-- WORK TO COMPLETE --
Extract from the listing each line in which the word "масла" appears.

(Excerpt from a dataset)
....
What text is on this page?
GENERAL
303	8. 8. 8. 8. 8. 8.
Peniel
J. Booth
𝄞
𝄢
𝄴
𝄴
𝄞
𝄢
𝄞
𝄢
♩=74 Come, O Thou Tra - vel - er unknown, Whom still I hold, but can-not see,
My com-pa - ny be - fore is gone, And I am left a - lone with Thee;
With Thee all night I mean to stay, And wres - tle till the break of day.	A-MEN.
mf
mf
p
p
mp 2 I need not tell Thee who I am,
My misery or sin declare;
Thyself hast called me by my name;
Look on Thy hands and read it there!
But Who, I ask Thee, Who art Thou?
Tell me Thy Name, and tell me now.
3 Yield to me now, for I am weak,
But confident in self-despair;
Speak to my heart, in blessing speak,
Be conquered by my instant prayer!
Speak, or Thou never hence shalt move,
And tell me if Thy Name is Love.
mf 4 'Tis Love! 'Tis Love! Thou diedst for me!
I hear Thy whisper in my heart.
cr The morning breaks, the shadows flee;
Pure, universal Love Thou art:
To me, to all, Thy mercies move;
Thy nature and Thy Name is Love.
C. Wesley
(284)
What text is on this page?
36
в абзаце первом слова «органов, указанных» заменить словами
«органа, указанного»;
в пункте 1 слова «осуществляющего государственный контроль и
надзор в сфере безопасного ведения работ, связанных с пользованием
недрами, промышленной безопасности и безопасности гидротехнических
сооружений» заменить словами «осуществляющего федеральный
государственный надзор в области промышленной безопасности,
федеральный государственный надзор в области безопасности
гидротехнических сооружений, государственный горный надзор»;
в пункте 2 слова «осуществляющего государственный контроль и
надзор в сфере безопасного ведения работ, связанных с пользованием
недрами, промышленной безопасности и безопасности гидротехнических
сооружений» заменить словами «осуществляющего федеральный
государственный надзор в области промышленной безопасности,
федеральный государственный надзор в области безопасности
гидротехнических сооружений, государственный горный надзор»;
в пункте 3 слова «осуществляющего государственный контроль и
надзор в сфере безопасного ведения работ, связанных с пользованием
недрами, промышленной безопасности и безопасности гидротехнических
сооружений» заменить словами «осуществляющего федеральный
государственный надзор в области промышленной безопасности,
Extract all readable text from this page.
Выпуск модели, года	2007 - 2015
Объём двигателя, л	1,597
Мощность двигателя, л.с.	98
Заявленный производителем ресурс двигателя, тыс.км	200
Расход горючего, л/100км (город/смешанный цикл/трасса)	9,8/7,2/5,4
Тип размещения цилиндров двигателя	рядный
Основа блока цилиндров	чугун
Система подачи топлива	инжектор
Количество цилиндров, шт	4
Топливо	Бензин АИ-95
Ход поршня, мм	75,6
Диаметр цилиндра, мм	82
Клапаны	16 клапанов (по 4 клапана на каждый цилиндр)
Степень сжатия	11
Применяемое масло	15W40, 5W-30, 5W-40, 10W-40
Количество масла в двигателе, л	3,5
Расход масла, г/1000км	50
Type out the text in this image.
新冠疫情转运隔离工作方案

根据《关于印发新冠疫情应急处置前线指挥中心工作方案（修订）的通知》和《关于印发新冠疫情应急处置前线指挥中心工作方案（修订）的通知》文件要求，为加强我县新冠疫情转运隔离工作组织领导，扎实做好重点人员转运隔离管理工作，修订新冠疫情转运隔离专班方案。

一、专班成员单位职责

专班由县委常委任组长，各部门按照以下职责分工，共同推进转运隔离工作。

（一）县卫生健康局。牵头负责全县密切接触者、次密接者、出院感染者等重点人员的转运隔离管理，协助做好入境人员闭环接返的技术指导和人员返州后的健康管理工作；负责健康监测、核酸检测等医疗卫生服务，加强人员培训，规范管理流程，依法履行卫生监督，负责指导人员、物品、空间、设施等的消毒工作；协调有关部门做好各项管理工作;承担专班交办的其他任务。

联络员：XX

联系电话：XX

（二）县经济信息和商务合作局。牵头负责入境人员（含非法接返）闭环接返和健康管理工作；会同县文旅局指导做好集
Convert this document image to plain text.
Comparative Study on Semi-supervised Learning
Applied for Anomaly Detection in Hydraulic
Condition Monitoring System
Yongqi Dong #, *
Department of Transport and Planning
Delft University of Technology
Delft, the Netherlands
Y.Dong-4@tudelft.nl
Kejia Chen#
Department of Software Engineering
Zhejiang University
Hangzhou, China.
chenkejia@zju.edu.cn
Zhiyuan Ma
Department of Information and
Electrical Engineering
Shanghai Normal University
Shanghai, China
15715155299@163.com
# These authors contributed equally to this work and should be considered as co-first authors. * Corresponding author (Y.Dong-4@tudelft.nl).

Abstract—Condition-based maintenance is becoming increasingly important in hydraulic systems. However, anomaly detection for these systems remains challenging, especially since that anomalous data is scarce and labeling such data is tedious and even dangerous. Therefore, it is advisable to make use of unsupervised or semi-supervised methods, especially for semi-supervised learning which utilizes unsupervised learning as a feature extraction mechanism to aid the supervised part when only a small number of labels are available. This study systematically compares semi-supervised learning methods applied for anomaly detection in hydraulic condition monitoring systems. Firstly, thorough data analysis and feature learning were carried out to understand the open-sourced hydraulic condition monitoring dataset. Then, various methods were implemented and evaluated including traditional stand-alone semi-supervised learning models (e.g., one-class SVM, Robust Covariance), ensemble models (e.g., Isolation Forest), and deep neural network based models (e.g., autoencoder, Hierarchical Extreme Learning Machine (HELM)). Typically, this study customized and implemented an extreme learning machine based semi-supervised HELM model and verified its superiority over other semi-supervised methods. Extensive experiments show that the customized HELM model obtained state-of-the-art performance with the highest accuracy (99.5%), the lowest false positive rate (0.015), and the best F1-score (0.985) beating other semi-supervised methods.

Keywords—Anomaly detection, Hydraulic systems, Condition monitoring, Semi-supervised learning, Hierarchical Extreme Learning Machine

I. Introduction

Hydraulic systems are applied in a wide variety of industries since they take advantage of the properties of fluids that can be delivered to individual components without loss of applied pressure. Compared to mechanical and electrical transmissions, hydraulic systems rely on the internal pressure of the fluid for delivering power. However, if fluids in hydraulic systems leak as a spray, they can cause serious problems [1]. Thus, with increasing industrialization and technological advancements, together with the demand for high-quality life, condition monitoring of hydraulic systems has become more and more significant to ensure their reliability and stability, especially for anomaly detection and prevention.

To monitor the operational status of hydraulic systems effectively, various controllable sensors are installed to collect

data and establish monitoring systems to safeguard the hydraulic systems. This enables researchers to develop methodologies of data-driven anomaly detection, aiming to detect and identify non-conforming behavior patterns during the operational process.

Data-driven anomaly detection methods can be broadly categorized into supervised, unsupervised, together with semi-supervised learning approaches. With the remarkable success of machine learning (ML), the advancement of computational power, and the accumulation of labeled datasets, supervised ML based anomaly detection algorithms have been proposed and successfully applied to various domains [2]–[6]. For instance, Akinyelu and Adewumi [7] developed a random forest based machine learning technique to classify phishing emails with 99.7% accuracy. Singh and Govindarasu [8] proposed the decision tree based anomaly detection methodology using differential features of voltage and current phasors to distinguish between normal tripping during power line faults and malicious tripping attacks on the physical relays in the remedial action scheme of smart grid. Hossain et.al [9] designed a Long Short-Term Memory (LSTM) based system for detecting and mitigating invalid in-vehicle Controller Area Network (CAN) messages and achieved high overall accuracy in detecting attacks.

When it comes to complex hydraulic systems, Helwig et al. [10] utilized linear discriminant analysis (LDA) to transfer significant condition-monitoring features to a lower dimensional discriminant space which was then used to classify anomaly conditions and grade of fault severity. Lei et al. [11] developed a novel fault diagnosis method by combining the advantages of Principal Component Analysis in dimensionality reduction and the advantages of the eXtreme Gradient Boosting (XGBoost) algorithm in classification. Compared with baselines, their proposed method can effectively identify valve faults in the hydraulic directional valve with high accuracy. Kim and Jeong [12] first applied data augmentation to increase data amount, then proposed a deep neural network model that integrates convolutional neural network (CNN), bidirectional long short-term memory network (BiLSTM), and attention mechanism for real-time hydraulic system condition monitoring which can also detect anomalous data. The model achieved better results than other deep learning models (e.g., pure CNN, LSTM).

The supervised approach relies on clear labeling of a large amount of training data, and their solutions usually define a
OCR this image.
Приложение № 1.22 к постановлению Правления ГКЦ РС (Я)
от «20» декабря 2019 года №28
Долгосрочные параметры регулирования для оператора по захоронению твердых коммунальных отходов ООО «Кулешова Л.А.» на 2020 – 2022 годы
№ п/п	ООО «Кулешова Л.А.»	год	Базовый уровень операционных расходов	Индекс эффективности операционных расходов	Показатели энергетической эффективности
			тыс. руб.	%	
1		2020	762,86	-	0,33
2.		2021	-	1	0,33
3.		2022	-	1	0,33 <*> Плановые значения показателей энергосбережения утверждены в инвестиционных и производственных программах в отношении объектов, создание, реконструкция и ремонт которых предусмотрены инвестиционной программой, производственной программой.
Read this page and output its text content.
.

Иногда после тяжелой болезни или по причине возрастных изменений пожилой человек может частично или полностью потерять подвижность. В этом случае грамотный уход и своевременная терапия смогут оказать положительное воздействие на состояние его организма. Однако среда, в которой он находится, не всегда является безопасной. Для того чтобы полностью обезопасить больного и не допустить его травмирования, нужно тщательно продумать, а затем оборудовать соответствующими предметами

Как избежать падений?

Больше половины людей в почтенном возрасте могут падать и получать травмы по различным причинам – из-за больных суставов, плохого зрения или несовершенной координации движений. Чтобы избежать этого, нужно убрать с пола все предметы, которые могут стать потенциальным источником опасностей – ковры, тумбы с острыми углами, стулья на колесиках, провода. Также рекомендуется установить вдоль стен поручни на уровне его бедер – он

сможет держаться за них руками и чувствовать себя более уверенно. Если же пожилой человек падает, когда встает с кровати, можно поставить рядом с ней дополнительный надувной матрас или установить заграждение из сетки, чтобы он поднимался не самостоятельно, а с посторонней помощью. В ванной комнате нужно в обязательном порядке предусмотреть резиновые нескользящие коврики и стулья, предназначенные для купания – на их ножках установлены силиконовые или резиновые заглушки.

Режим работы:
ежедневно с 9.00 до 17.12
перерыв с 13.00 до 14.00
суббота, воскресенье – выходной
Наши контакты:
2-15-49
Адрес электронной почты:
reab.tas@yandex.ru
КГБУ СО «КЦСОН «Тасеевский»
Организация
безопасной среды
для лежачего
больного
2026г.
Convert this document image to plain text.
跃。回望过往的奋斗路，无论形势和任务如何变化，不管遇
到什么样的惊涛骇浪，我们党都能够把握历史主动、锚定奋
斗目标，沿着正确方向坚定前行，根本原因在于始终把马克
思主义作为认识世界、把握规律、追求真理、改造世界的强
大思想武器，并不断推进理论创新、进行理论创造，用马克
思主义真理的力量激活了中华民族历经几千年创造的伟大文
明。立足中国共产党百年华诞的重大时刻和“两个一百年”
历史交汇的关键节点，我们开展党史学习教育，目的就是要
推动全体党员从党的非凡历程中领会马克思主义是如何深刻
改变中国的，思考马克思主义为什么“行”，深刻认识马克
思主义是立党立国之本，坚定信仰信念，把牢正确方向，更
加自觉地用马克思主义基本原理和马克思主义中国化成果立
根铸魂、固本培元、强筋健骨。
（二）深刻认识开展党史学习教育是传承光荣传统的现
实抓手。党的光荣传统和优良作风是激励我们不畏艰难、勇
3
....
-- EXERCISE OUTPUT --
Количество масла в двигателе, л	3,5
Расход масла, г/1000км	50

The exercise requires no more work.